● Alıştırma amacı
Lütfen itirazın iptali davasına ilişkin karar metnini son cümlesinin ardından sürdürün.

● Kaynak metin
▼

CEVAP: Davalı … vekili mahkememize verdiği cevap dilekçesinde özetle; Söz konusu davanın, davacı tarafından belirsiz dava olarak açıldığını, itirazın iptali davasının belirsiz olarak kısmi dava şeklinde açılamayacağını, dava konusu döviz kredileri karşılığında 5 adet işletme rehni ve gayrimenkul ipotek verildiğini, davacı – alacaklının alacağını bu teminatlardan karşılama imkanına sahip olduğundan ve öncelikli olarak bunları paraya çevirmesi gerektiğinden huzurdaki davayı açmakta hukuki yararı olmadığını, davaya konu talepleri ve itirazın iptali davası açma hakkının zamanaşımına uğradığını belirterek zamanaşımı itirazında bulunduklarını, ayrıca alacaklı vekili tarafından 20.01.2017 tarihinde asıl borçlu olan … San. ve Tic. A.Ş. ile müteselsil kefil… A.Ş. yönünden icra takibinden feragat edildiğini, esas borçlu yönünden bir feragat söz konusu olması karşısında kefaletin feri nitelikte olduğu da düşünüldüğünde kefilin sorumluluğuna gitmek hem kanuna hem de iyiniyet ve dürüstlük kurallarına aykırılık teşkil ettiğini belirterek haksız açılan davanın öncelikle usulden reddine, mahkeme aksi kanaatte ise itirazları doğrultusunda davanın esastan reddine, davacı aleyhine haksız ve kötü niyetli takip başlatması ve işbu davayı açması hasebiyle takip konusu alacağın % 20’den az olmamak üzere ilgili İİK hükümleri gereğince kötüniyet tazminatına hükmolunmasına, yargılama masrafları ile vekâlet ücretinin davacıya tahmiline karar verilmesini talep etmiştir.
DELİLLERİN DEĞERLENDİRİLMESİ VE GEREKÇE: Eldeki dava, genel kredi sözleşmesinden kaynaklanan alacağın tahsili amacıyla yapılan icra takibine vaki itirazın iptali istemine ilişkindir.

▲

● Materyal

▼

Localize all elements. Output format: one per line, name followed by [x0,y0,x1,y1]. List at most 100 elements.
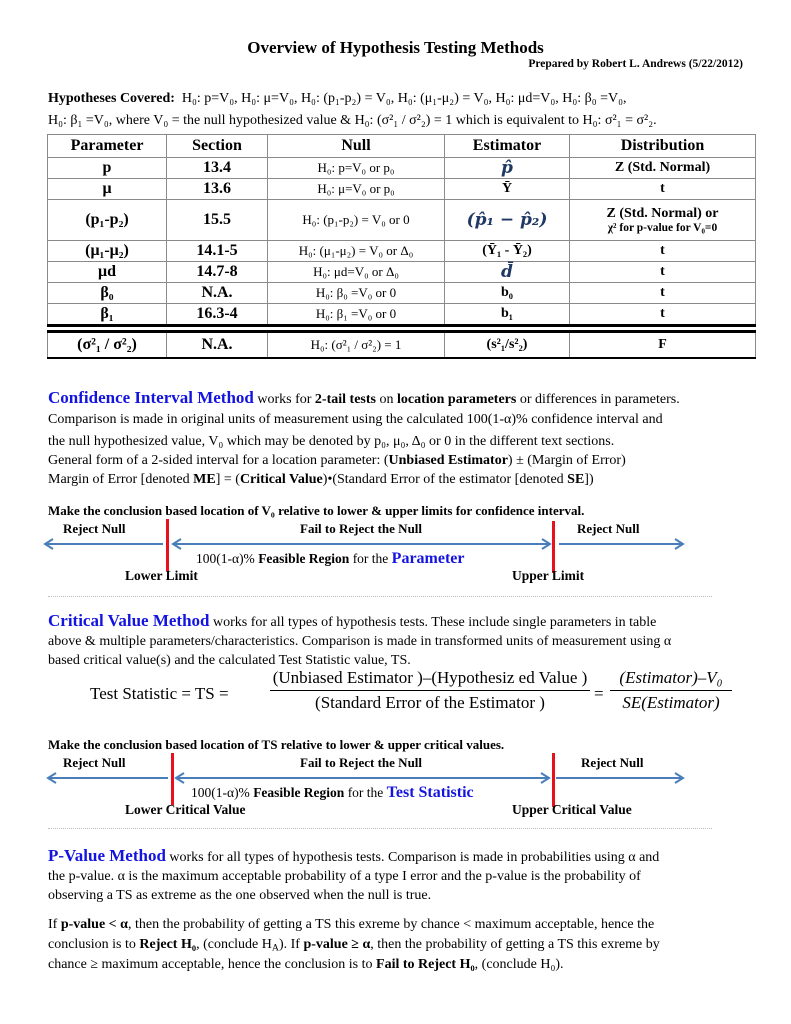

▲

● Çözümlü soru
5411 sayılı Bankacılık Kanununun 142. maddesinde; ”Fon, Fon bankaları ve faaliyet izni kaldırılan bankaların iflas ve tasfiye idareleri tarafından açılacak hukuk davalarına asliye ticaret mahkemesi tarafından bakılır. O yerde, birden fazla asliye ticaret mahkemesi bulunması hâlinde, bu davalar (1) ve (2) numaralı asliye ticaret mahkemesinde görülür.” düzenlenmesi mevcuttur.
Hâkimler ve Savcılar Kurulu Birinci Dairesinin 25.11.2021 tarih ve 1232 sayılı finans davalarına bakacak mahkemelerin belirlenmesine ilişkin kararında da 19.10.2005 tarihli ve 5411 sayılı Bankacılık Kanununun 142. maddesi hariç tutulmuştur.
5411 sayılı Bankacılık Kanununun 142. maddesinin açık hükmüne göre Fon, Fon bankaları ve faaliyet izni kaldırılan bankaların iflas ve tasfiye idareleri tarafından açılacak hukuk davalarında 1 ve 2 numaralı Asliye Ticaret Mahkemelerinin görevli olduğu, davaya konu alacağın …’ye devredilen … A.Ş. ile davalıların imzaladığı genel kredi sözleşmesinden kaynaklandığı, alacağın daha sonra … tarafından davacıya temlik edildiği ve davacının … Fonunun %100 iştiraki olduğu anlaşıldığından bu davada Mahkememizin görevli olmadığı, İstanbul 1 veya 2 numaralı Asliye Ticaret Mahkemesinin görevli olduğu gözetilerek, görev nedeniyle davanın usulden reddine dair aşağıdaki şekilde karar verilmiştir.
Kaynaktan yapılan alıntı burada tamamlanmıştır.